» Brief
Repeat the records below exactly as they appear.

Data records:
[BEGIN]
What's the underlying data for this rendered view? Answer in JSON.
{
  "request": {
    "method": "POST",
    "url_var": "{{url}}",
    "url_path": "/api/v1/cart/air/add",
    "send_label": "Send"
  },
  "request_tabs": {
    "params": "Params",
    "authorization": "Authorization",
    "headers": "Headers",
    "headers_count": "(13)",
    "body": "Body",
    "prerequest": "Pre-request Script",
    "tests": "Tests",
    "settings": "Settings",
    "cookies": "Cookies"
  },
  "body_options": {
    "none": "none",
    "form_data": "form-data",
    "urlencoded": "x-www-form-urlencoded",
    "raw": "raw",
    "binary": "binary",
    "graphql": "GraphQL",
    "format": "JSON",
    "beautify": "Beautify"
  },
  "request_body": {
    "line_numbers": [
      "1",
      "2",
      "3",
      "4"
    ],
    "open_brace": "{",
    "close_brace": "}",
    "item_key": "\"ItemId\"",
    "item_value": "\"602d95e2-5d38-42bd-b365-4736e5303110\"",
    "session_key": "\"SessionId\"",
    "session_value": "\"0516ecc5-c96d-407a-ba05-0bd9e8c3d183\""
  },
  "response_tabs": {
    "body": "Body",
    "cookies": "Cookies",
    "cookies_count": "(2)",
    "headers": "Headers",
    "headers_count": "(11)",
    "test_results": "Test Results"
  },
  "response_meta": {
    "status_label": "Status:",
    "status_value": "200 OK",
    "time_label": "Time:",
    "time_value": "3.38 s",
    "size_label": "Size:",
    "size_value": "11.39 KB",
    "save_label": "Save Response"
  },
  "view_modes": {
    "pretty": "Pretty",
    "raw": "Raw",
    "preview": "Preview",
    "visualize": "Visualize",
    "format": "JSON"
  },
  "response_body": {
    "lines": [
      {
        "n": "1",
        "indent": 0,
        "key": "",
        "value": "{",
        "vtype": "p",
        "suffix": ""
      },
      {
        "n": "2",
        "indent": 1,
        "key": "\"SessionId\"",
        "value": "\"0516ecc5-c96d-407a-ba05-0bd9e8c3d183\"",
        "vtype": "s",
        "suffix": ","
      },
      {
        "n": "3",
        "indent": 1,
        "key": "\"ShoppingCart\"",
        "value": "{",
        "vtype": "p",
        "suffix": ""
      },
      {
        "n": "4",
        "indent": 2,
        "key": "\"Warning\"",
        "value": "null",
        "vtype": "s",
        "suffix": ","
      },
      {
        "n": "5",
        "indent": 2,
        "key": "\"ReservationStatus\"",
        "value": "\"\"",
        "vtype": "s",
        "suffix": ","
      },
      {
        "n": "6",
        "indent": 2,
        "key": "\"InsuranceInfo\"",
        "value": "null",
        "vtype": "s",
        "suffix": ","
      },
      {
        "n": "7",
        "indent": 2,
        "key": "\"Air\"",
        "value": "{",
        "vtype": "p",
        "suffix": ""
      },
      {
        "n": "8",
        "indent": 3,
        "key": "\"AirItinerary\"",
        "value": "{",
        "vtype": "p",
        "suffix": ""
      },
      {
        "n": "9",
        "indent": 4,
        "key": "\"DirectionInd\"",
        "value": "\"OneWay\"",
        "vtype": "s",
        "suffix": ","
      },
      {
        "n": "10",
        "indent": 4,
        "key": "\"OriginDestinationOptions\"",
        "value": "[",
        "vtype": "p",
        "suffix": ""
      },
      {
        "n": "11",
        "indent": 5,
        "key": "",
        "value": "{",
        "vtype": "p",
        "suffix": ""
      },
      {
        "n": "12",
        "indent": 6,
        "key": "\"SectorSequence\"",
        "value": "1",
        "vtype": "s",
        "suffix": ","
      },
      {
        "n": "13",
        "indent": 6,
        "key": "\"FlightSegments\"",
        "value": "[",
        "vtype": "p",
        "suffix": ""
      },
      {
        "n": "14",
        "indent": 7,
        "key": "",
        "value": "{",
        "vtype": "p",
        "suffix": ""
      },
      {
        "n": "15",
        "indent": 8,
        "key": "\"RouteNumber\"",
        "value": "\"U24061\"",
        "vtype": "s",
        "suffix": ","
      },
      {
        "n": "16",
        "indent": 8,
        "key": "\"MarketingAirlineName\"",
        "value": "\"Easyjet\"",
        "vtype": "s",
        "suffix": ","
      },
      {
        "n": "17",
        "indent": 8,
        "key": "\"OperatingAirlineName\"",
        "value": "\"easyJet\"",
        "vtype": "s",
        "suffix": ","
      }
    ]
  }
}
[END]
» Right answer
What's the underlying data for this rendered view? Answer in JSON.
{
  "request": {
    "method": "POST",
    "url_var": "{{url}}",
    "url_path": "/api/v1/cart/air/add",
    "send_label": "Send"
  },
  "request_tabs": {
    "params": "Params",
    "authorization": "Authorization",
    "headers": "Headers",
    "headers_count": "(13)",
    "body": "Body",
    "prerequest": "Pre-request Script",
    "tests": "Tests",
    "settings": "Settings",
    "cookies": "Cookies"
  },
  "body_options": {
    "none": "none",
    "form_data": "form-data",
    "urlencoded": "x-www-form-urlencoded",
    "raw": "raw",
    "binary": "binary",
    "graphql": "GraphQL",
    "format": "JSON",
    "beautify": "Beautify"
  },
  "request_body": {
    "line_numbers": [
      "1",
      "2",
      "3",
      "4"
    ],
    "open_brace": "{",
    "close_brace": "}",
    "item_key": "\"ItemId\"",
    "item_value": "\"602d95e2-5d38-42bd-b365-4736e5303110\"",
    "session_key": "\"SessionId\"",
    "session_value": "\"0516ecc5-c96d-407a-ba05-0bd9e8c3d183\""
  },
  "response_tabs": {
    "body": "Body",
    "cookies": "Cookies",
    "cookies_count": "(2)",
    "headers": "Headers",
    "headers_count": "(11)",
    "test_results": "Test Results"
  },
  "response_meta": {
    "status_label": "Status:",
    "status_value": "200 OK",
    "time_label": "Time:",
    "time_value": "3.38 s",
    "size_label": "Size:",
    "size_value": "11.39 KB",
    "save_label": "Save Response"
  },
  "view_modes": {
    "pretty": "Pretty",
    "raw": "Raw",
    "preview": "Preview",
    "visualize": "Visualize",
    "format": "JSON"
  },
  "response_body": {
    "lines": [
      {
        "n": "1",
        "indent": 0,
        "key": "",
        "value": "{",
        "vtype": "p",
        "suffix": ""
      },
      {
        "n": "2",
        "indent": 1,
        "key": "\"SessionId\"",
        "value": "\"0516ecc5-c96d-407a-ba05-0bd9e8c3d183\"",
        "vtype": "s",
        "suffix": ","
      },
      {
        "n": "3",
        "indent": 1,
        "key": "\"ShoppingCart\"",
        "value": "{",
        "vtype": "p",
        "suffix": ""
      },
      {
        "n": "4",
        "indent": 2,
        "key": "\"Warning\"",
        "value": "null",
        "vtype": "s",
        "suffix": ","
      },
      {
        "n": "5",
        "indent": 2,
        "key": "\"ReservationStatus\"",
        "value": "\"\"",
        "vtype": "s",
        "suffix": ","
      },
      {
        "n": "6",
        "indent": 2,
        "key": "\"InsuranceInfo\"",
        "value": "null",
        "vtype": "s",
        "suffix": ","
      },
      {
        "n": "7",
        "indent": 2,
        "key": "\"Air\"",
        "value": "{",
        "vtype": "p",
        "suffix": ""
      },
      {
        "n": "8",
        "indent": 3,
        "key": "\"AirItinerary\"",
        "value": "{",
        "vtype": "p",
        "suffix": ""
      },
      {
        "n": "9",
        "indent": 4,
        "key": "\"DirectionInd\"",
        "value": "\"OneWay\"",
        "vtype": "s",
        "suffix": ","
      },
      {
        "n": "10",
        "indent": 4,
        "key": "\"OriginDestinationOptions\"",
        "value": "[",
        "vtype": "p",
        "suffix": ""
      },
      {
        "n": "11",
        "indent": 5,
        "key": "",
        "value": "{",
        "vtype": "p",
        "suffix": ""
      },
      {
        "n": "12",
        "indent": 6,
        "key": "\"SectorSequence\"",
        "value": "1",
        "vtype": "s",
        "suffix": ","
      },
      {
        "n": "13",
        "indent": 6,
        "key": "\"FlightSegments\"",
        "value": "[",
        "vtype": "p",
        "suffix": ""
      },
      {
        "n": "14",
        "indent": 7,
        "key": "",
        "value": "{",
        "vtype": "p",
        "suffix": ""
      },
      {
        "n": "15",
        "indent": 8,
        "key": "\"RouteNumber\"",
        "value": "\"U24061\"",
        "vtype": "s",
        "suffix": ","
      },
      {
        "n": "16",
        "indent": 8,
        "key": "\"MarketingAirlineName\"",
        "value": "\"Easyjet\"",
        "vtype": "s",
        "suffix": ","
      },
      {
        "n": "17",
        "indent": 8,
        "key": "\"OperatingAirlineName\"",
        "value": "\"easyJet\"",
        "vtype": "s",
        "suffix": ","
      }
    ]
  }
}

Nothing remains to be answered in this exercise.